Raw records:
============================================================

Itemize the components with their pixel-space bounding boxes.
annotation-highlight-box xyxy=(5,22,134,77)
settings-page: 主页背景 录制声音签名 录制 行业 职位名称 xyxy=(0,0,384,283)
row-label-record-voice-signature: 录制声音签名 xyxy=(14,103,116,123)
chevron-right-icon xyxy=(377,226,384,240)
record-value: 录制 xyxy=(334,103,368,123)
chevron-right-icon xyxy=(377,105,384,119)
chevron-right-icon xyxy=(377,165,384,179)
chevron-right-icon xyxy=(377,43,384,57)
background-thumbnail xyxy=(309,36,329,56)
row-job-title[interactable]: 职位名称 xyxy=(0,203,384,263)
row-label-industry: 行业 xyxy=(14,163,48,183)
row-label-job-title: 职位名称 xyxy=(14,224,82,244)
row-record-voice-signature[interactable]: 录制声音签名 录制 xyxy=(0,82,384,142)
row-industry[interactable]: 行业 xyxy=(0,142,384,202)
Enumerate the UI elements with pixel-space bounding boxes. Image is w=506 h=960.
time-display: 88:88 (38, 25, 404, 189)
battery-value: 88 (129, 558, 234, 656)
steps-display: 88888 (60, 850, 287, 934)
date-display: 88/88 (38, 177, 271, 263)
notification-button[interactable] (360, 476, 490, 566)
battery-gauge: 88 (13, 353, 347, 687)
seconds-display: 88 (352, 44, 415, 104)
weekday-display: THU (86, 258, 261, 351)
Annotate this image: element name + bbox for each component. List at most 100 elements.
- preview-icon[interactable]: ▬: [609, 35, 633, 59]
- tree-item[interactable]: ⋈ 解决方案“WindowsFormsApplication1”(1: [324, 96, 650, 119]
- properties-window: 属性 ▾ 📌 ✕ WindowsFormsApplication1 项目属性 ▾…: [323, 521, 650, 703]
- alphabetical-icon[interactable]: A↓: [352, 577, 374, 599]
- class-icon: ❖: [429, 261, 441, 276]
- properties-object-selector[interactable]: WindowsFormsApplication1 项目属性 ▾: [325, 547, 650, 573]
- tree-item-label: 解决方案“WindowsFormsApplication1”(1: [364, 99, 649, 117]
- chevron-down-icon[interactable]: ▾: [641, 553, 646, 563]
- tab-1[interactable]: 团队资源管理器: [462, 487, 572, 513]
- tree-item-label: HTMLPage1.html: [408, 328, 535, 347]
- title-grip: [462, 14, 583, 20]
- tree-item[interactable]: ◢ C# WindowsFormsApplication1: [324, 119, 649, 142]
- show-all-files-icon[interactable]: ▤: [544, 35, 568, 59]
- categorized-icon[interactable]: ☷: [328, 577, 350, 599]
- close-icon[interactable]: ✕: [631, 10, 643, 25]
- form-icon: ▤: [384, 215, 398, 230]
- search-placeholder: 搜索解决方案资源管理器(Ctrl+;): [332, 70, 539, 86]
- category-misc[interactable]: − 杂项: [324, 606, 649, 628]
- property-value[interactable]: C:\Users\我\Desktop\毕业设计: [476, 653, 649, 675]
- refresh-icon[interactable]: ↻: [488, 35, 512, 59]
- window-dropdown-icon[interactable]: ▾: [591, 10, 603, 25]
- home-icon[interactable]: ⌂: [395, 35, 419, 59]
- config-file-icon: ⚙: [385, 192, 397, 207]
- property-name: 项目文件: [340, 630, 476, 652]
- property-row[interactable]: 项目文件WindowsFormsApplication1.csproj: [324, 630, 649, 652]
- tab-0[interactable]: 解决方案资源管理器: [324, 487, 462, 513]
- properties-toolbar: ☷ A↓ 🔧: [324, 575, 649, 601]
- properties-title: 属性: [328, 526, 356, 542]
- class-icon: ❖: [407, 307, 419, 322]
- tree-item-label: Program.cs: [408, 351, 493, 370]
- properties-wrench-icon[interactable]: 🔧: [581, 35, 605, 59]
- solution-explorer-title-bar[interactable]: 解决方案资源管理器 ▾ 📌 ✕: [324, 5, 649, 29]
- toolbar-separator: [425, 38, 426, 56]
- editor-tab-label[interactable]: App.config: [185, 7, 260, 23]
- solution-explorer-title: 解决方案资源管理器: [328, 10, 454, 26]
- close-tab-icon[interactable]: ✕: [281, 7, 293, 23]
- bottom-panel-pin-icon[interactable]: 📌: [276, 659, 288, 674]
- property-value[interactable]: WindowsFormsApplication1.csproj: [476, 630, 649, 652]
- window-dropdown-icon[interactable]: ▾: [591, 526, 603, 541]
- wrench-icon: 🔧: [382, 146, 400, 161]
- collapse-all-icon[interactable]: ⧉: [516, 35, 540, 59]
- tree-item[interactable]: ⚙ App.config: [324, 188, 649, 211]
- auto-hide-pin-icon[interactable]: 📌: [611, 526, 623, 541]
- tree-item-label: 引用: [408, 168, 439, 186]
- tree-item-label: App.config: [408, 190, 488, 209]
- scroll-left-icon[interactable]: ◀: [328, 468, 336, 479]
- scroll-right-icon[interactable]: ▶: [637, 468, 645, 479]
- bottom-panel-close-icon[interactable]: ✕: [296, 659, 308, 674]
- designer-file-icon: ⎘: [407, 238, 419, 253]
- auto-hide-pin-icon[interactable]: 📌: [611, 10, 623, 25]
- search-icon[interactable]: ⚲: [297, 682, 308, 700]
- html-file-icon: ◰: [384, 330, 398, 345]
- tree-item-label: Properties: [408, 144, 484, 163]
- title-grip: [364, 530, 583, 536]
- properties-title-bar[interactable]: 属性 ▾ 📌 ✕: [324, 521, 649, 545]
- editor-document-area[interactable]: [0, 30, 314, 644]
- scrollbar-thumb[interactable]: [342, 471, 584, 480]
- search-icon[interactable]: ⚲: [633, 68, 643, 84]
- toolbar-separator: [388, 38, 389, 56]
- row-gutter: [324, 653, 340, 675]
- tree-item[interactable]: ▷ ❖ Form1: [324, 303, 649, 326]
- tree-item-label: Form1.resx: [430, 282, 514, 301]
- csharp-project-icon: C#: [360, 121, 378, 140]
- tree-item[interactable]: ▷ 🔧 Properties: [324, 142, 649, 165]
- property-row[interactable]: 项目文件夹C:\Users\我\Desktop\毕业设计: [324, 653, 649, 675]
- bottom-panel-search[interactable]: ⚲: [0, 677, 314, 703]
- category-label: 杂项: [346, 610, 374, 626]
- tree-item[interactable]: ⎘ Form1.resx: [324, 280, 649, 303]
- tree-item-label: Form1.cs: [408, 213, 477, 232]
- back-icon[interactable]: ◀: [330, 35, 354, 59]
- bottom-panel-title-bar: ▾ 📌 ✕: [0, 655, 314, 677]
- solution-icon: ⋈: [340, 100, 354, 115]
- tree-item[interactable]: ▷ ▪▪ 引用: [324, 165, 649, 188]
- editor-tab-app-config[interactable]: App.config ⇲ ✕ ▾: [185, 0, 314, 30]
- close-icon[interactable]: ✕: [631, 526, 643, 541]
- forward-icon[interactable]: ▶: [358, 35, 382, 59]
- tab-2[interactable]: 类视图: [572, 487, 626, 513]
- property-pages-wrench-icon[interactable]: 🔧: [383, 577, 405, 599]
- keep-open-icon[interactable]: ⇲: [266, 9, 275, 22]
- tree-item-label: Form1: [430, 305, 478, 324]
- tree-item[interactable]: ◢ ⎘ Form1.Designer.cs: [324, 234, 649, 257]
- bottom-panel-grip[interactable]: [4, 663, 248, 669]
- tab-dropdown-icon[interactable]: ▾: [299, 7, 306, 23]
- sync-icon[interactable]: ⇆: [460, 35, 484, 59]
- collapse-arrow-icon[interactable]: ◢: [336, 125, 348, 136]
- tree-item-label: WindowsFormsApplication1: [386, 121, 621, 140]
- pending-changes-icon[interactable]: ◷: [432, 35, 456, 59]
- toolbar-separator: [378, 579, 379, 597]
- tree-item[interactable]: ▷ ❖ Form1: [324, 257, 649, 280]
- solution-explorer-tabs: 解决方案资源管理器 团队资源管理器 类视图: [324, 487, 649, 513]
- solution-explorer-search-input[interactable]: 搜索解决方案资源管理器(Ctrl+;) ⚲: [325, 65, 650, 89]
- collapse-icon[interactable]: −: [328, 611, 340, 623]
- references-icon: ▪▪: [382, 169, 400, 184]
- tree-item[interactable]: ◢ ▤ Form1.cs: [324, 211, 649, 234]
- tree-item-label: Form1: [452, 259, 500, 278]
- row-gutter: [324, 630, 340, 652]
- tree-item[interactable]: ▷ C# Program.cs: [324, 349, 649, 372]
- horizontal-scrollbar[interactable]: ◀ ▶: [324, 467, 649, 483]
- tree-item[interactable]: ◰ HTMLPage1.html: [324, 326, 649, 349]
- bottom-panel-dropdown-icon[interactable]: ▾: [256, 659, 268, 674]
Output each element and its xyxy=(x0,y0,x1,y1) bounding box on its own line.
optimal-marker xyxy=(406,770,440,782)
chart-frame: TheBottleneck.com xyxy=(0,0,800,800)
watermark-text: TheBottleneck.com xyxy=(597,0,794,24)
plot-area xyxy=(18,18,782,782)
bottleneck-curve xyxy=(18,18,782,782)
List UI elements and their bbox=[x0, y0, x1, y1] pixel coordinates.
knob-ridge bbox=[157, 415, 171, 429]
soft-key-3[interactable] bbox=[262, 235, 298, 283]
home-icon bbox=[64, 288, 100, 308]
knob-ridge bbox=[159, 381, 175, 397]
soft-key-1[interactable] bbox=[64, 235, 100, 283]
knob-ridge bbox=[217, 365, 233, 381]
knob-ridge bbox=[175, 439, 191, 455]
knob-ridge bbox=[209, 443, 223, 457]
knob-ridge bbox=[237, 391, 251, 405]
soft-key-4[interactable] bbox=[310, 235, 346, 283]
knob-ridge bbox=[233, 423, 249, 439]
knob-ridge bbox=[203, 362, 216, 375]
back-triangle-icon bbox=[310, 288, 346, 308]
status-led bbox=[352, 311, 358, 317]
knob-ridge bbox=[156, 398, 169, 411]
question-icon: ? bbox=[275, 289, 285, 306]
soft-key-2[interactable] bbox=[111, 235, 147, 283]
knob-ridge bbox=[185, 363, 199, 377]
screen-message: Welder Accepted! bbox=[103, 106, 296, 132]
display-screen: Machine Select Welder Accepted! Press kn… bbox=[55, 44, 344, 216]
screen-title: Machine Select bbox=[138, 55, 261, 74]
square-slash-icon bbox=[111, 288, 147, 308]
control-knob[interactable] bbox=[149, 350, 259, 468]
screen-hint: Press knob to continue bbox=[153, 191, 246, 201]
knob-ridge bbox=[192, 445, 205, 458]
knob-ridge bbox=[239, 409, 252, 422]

============================================================

- _Direction_:
Rename "annotation-highlight-box" to "highlight-frame" in everything from the start of the rows down to the line containing "chevron-right-icon xyxy=(377,105,384,119)", and give those lines back with nothing else changed.

- _Exercise output_:
Itemize the components with their pixel-space bounding boxes.
highlight-frame xyxy=(5,22,134,77)
settings-page: 主页背景 录制声音签名 录制 行业 职位名称 xyxy=(0,0,384,283)
row-label-record-voice-signature: 录制声音签名 xyxy=(14,103,116,123)
chevron-right-icon xyxy=(377,226,384,240)
record-value: 录制 xyxy=(334,103,368,123)
chevron-right-icon xyxy=(377,105,384,119)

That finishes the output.